TO BE DONE: Set down each line of the data below exactly as it stands, dropping the pictures.

>>>

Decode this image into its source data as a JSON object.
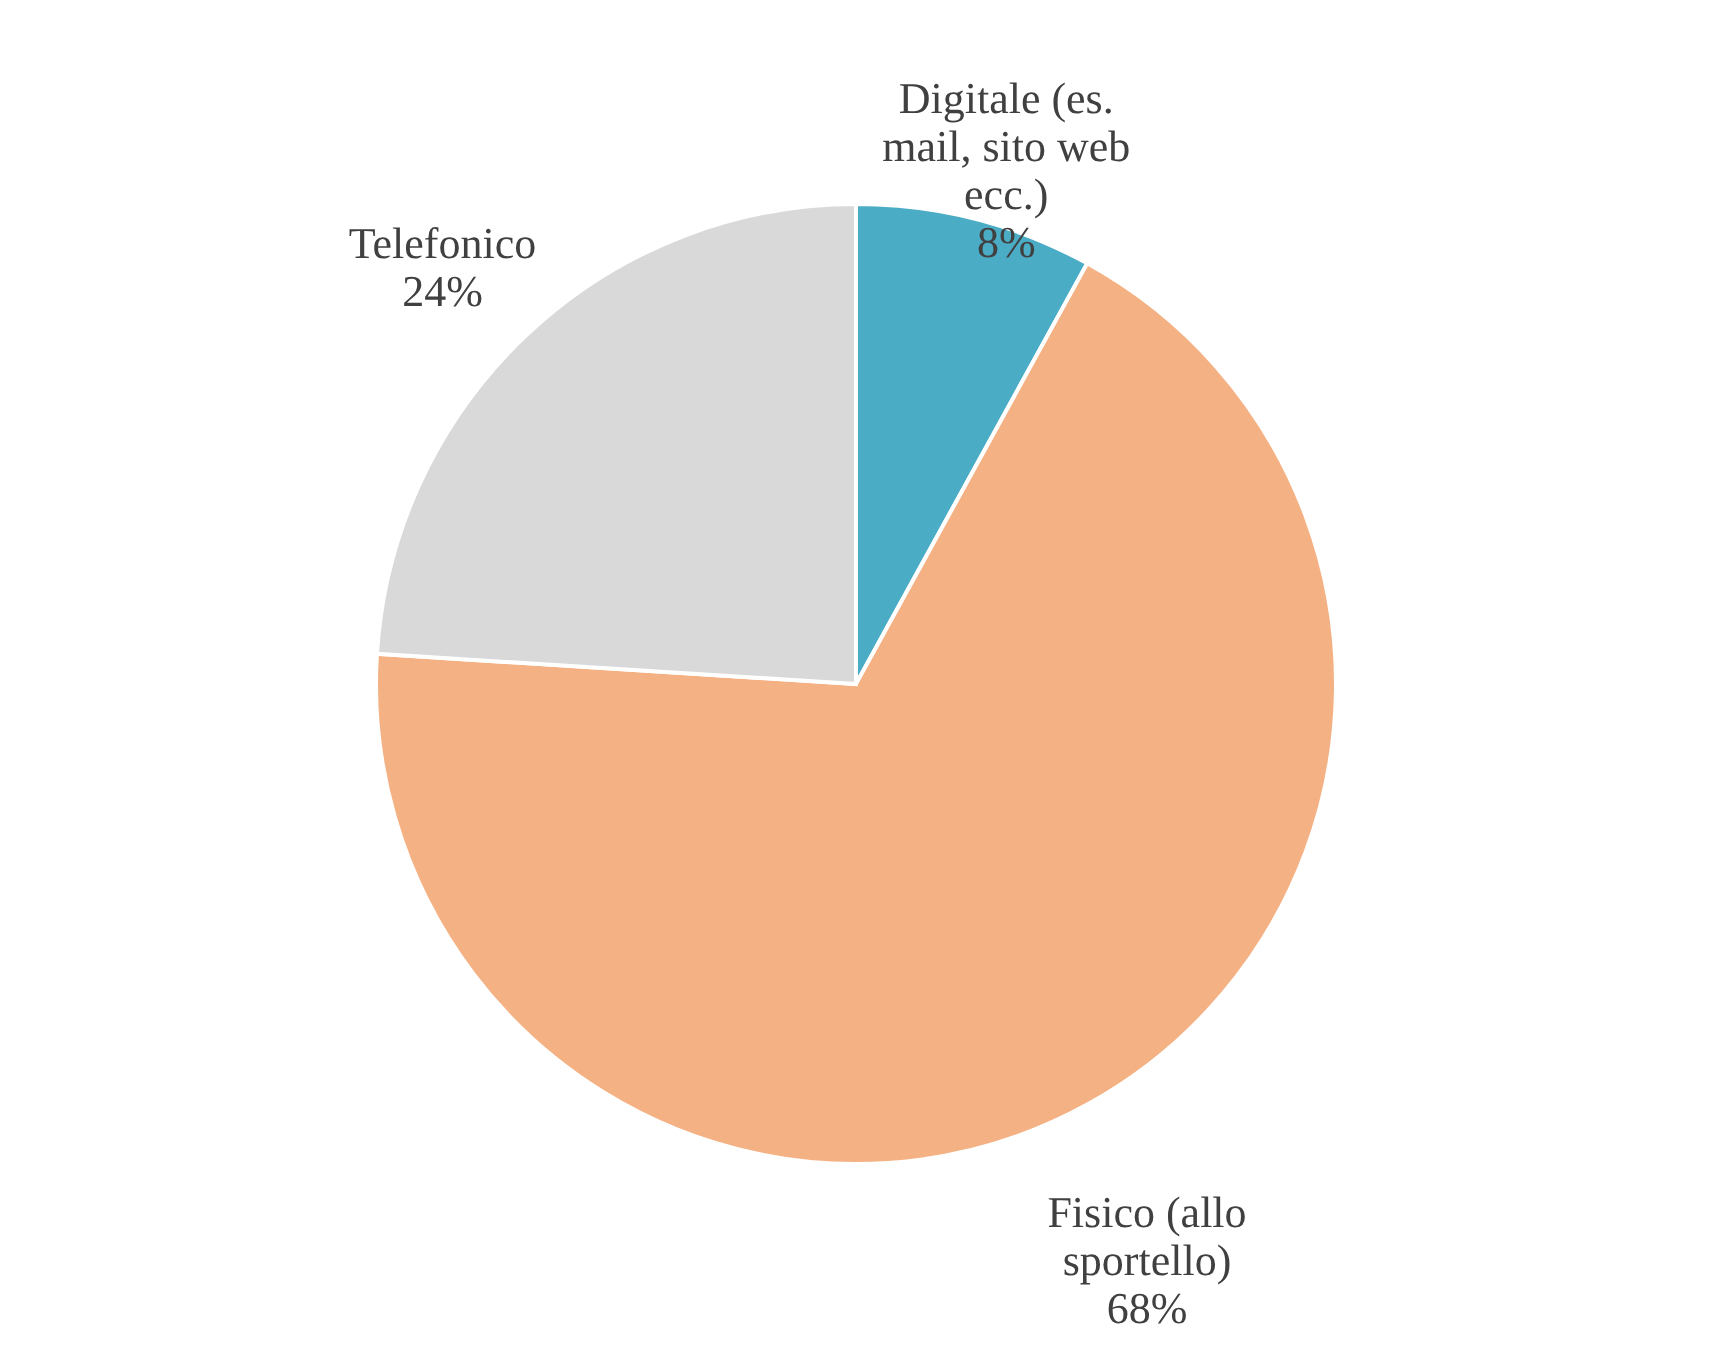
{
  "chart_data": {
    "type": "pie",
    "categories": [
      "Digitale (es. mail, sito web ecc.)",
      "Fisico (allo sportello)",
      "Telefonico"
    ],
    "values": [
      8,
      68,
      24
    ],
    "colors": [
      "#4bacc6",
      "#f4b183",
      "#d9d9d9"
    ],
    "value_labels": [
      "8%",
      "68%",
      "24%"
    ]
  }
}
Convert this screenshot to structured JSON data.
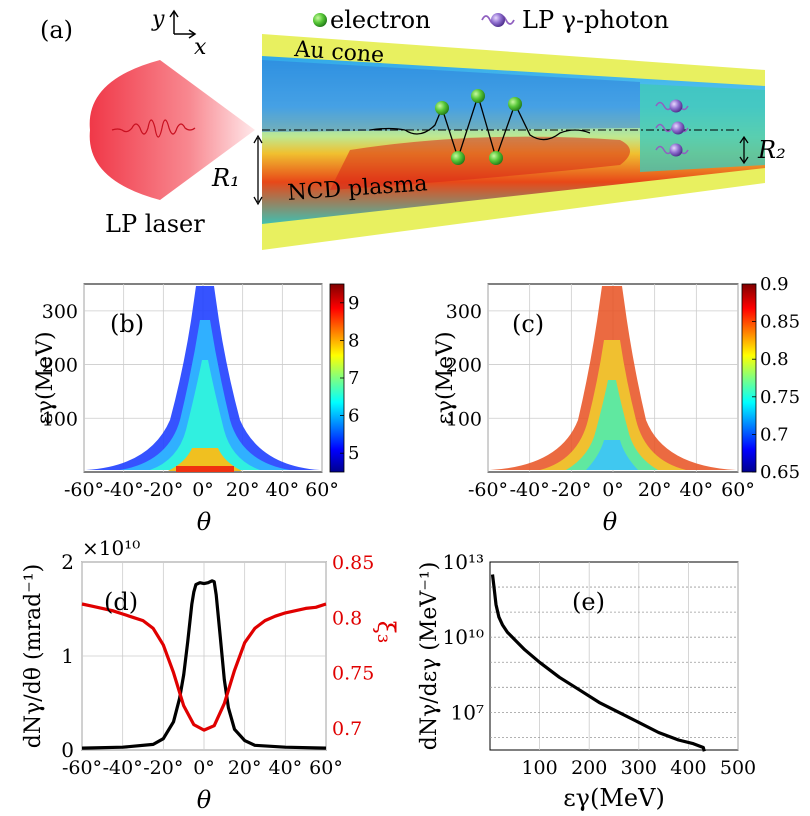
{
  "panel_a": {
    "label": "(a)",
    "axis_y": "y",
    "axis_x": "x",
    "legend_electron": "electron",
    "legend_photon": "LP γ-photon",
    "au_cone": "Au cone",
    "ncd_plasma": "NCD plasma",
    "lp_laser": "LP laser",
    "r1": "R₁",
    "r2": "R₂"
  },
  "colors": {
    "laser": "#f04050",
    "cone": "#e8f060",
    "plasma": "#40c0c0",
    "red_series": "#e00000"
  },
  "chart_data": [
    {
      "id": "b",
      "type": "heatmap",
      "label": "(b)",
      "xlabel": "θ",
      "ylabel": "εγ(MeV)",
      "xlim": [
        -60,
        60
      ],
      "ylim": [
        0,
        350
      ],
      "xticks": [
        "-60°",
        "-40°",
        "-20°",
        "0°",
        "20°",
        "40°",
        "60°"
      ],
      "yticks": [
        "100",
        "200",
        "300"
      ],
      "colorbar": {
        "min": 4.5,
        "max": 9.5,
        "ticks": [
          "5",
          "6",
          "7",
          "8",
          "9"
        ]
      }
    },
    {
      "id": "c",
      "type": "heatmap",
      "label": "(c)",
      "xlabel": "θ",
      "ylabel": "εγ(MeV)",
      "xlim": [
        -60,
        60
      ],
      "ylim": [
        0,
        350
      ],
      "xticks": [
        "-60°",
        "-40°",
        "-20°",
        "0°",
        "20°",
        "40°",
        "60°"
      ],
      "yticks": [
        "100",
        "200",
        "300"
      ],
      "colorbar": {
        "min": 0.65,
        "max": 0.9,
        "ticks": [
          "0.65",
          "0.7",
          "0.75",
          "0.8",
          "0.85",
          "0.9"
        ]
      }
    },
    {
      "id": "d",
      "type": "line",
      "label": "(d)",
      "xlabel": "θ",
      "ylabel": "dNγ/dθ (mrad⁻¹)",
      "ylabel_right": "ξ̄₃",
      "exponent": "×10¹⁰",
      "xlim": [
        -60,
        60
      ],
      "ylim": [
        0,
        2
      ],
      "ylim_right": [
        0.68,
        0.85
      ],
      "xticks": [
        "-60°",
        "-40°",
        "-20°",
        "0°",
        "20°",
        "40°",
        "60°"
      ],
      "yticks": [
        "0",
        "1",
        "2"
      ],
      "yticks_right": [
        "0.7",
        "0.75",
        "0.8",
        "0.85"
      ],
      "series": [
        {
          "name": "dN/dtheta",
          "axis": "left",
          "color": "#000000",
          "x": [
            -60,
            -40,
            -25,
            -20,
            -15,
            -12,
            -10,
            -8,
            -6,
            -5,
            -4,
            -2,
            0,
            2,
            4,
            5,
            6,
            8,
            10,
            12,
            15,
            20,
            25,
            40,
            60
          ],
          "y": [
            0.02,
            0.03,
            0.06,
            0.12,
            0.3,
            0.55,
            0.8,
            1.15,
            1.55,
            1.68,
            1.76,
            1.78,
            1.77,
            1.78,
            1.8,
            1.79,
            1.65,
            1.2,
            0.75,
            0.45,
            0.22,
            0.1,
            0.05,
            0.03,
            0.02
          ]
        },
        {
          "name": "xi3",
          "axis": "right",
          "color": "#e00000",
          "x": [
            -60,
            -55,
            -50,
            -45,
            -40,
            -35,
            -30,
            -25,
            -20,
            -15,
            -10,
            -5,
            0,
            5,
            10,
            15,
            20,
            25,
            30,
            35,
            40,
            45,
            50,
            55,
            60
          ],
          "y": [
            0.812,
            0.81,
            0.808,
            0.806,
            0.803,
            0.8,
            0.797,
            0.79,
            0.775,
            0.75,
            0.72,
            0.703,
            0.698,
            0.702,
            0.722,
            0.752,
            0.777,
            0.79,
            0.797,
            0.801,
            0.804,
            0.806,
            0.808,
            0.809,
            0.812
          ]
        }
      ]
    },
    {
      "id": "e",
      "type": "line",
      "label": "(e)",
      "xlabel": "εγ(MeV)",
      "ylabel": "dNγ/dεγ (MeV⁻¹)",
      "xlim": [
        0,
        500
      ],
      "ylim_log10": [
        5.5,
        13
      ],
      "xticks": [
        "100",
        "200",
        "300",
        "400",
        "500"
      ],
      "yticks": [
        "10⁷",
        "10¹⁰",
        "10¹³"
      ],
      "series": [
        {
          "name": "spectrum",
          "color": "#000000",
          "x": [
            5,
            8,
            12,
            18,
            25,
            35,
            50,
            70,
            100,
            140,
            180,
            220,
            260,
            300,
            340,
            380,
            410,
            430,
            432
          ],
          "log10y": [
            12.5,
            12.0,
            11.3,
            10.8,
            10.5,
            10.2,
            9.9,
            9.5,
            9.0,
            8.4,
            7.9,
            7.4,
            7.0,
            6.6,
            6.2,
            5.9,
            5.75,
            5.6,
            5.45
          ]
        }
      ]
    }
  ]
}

<<<

SOLUTION TO THIS TASK:
Decode this image into its source data as a JSON object.
{
  "chart_data": {
    "type": "pie",
    "categories": [
      "Digitale (es. mail, sito web ecc.)",
      "Fisico (allo sportello)",
      "Telefonico"
    ],
    "values": [
      8,
      68,
      24
    ],
    "colors": [
      "#4bacc6",
      "#f4b183",
      "#d9d9d9"
    ],
    "value_labels": [
      "8%",
      "68%",
      "24%"
    ]
  }
}
Convert this screenshot to structured JSON data.
{
  "panel_a": {
    "label": "(a)",
    "axis_y": "y",
    "axis_x": "x",
    "legend_electron": "electron",
    "legend_photon": "LP γ-photon",
    "au_cone": "Au cone",
    "ncd_plasma": "NCD plasma",
    "lp_laser": "LP laser",
    "r1": "R₁",
    "r2": "R₂"
  },
  "colors": {
    "laser": "#f04050",
    "cone": "#e8f060",
    "plasma": "#40c0c0",
    "red_series": "#e00000"
  },
  "chart_data": [
    {
      "id": "b",
      "type": "heatmap",
      "label": "(b)",
      "xlabel": "θ",
      "ylabel": "εγ(MeV)",
      "xlim": [
        -60,
        60
      ],
      "ylim": [
        0,
        350
      ],
      "xticks": [
        "-60°",
        "-40°",
        "-20°",
        "0°",
        "20°",
        "40°",
        "60°"
      ],
      "yticks": [
        "100",
        "200",
        "300"
      ],
      "colorbar": {
        "min": 4.5,
        "max": 9.5,
        "ticks": [
          "5",
          "6",
          "7",
          "8",
          "9"
        ]
      }
    },
    {
      "id": "c",
      "type": "heatmap",
      "label": "(c)",
      "xlabel": "θ",
      "ylabel": "εγ(MeV)",
      "xlim": [
        -60,
        60
      ],
      "ylim": [
        0,
        350
      ],
      "xticks": [
        "-60°",
        "-40°",
        "-20°",
        "0°",
        "20°",
        "40°",
        "60°"
      ],
      "yticks": [
        "100",
        "200",
        "300"
      ],
      "colorbar": {
        "min": 0.65,
        "max": 0.9,
        "ticks": [
          "0.65",
          "0.7",
          "0.75",
          "0.8",
          "0.85",
          "0.9"
        ]
      }
    },
    {
      "id": "d",
      "type": "line",
      "label": "(d)",
      "xlabel": "θ",
      "ylabel": "dNγ/dθ (mrad⁻¹)",
      "ylabel_right": "ξ̄₃",
      "exponent": "×10¹⁰",
      "xlim": [
        -60,
        60
      ],
      "ylim": [
        0,
        2
      ],
      "ylim_right": [
        0.68,
        0.85
      ],
      "xticks": [
        "-60°",
        "-40°",
        "-20°",
        "0°",
        "20°",
        "40°",
        "60°"
      ],
      "yticks": [
        "0",
        "1",
        "2"
      ],
      "yticks_right": [
        "0.7",
        "0.75",
        "0.8",
        "0.85"
      ],
      "series": [
        {
          "name": "dN/dtheta",
          "axis": "left",
          "color": "#000000",
          "x": [
            -60,
            -40,
            -25,
            -20,
            -15,
            -12,
            -10,
            -8,
            -6,
            -5,
            -4,
            -2,
            0,
            2,
            4,
            5,
            6,
            8,
            10,
            12,
            15,
            20,
            25,
            40,
            60
          ],
          "y": [
            0.02,
            0.03,
            0.06,
            0.12,
            0.3,
            0.55,
            0.8,
            1.15,
            1.55,
            1.68,
            1.76,
            1.78,
            1.77,
            1.78,
            1.8,
            1.79,
            1.65,
            1.2,
            0.75,
            0.45,
            0.22,
            0.1,
            0.05,
            0.03,
            0.02
          ]
        },
        {
          "name": "xi3",
          "axis": "right",
          "color": "#e00000",
          "x": [
            -60,
            -55,
            -50,
            -45,
            -40,
            -35,
            -30,
            -25,
            -20,
            -15,
            -10,
            -5,
            0,
            5,
            10,
            15,
            20,
            25,
            30,
            35,
            40,
            45,
            50,
            55,
            60
          ],
          "y": [
            0.812,
            0.81,
            0.808,
            0.806,
            0.803,
            0.8,
            0.797,
            0.79,
            0.775,
            0.75,
            0.72,
            0.703,
            0.698,
            0.702,
            0.722,
            0.752,
            0.777,
            0.79,
            0.797,
            0.801,
            0.804,
            0.806,
            0.808,
            0.809,
            0.812
          ]
        }
      ]
    },
    {
      "id": "e",
      "type": "line",
      "label": "(e)",
      "xlabel": "εγ(MeV)",
      "ylabel": "dNγ/dεγ (MeV⁻¹)",
      "xlim": [
        0,
        500
      ],
      "ylim_log10": [
        5.5,
        13
      ],
      "xticks": [
        "100",
        "200",
        "300",
        "400",
        "500"
      ],
      "yticks": [
        "10⁷",
        "10¹⁰",
        "10¹³"
      ],
      "series": [
        {
          "name": "spectrum",
          "color": "#000000",
          "x": [
            5,
            8,
            12,
            18,
            25,
            35,
            50,
            70,
            100,
            140,
            180,
            220,
            260,
            300,
            340,
            380,
            410,
            430,
            432
          ],
          "log10y": [
            12.5,
            12.0,
            11.3,
            10.8,
            10.5,
            10.2,
            9.9,
            9.5,
            9.0,
            8.4,
            7.9,
            7.4,
            7.0,
            6.6,
            6.2,
            5.9,
            5.75,
            5.6,
            5.45
          ]
        }
      ]
    }
  ]
}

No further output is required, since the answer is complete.